GIVEN REQUEST: Using the listing below, give the number of lines where "this" appears, and nothing else.

DATASET EXTRACT:
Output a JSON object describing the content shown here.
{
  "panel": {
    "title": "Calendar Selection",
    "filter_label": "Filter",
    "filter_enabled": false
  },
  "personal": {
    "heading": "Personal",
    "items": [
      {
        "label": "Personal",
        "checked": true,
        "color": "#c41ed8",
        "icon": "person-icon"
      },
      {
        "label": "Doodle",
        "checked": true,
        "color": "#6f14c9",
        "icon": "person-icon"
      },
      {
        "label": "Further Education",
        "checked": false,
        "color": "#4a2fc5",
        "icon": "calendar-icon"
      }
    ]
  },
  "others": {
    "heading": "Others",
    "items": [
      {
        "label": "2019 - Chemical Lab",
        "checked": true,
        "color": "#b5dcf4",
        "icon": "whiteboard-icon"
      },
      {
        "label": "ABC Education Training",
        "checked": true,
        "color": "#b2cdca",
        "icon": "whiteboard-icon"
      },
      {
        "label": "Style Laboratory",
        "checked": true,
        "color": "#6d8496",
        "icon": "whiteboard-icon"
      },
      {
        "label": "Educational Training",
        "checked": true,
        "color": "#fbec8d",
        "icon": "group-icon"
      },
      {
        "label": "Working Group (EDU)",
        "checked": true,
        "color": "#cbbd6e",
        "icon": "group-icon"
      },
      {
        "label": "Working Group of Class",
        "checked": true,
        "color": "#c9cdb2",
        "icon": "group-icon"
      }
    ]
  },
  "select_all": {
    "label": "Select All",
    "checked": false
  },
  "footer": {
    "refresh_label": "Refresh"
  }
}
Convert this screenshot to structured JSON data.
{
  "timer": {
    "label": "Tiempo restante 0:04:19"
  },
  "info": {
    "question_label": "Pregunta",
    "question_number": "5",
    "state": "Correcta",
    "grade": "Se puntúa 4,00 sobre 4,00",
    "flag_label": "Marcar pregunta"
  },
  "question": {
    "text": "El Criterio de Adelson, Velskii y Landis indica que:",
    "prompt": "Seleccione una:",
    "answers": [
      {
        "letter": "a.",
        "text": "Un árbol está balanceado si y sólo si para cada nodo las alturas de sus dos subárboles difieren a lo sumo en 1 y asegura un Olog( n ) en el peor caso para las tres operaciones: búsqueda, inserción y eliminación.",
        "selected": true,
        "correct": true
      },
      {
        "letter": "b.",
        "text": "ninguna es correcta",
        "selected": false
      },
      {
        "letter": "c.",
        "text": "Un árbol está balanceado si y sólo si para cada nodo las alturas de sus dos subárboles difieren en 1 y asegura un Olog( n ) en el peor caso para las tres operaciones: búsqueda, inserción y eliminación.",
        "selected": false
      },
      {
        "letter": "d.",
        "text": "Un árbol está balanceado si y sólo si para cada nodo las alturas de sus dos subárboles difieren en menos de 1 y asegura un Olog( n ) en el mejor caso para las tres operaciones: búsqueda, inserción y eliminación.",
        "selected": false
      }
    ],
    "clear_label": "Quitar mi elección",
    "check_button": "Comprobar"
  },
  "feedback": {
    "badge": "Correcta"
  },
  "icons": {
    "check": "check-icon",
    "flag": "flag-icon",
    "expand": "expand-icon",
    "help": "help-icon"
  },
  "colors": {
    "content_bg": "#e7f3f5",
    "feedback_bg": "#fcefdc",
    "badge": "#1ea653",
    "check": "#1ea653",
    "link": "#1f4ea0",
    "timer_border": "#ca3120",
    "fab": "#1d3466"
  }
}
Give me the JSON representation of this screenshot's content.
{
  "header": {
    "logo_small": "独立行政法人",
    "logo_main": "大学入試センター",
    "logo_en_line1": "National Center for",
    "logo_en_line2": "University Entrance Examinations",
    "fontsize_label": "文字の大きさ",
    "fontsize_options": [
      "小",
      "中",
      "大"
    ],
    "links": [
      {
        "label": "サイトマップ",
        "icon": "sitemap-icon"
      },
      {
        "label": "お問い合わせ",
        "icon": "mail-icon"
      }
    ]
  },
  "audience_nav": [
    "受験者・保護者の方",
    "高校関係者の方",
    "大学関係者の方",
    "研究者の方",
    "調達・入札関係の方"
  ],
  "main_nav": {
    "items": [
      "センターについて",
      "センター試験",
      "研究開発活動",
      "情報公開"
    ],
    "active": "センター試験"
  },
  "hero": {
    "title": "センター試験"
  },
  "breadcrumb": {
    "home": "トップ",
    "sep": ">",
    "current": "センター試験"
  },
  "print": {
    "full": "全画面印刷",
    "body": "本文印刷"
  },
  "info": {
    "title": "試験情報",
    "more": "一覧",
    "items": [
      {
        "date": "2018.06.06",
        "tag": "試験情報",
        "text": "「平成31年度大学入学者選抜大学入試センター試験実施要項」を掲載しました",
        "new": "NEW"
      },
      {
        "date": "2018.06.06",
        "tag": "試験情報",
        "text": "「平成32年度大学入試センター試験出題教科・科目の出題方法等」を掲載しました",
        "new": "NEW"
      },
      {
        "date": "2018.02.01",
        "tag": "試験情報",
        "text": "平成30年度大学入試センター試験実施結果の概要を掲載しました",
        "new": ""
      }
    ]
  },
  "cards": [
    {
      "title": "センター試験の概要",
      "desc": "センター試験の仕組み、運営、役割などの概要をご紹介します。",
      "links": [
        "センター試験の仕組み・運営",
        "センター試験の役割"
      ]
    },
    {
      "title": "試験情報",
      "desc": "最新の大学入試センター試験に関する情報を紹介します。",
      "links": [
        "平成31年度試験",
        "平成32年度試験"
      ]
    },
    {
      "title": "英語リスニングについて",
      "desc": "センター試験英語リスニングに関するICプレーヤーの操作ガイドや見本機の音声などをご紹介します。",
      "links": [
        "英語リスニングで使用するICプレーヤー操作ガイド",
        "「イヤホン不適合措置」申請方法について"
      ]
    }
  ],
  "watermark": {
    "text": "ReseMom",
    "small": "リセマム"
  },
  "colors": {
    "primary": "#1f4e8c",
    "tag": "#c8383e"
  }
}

EXERCISE OUTPUT: 2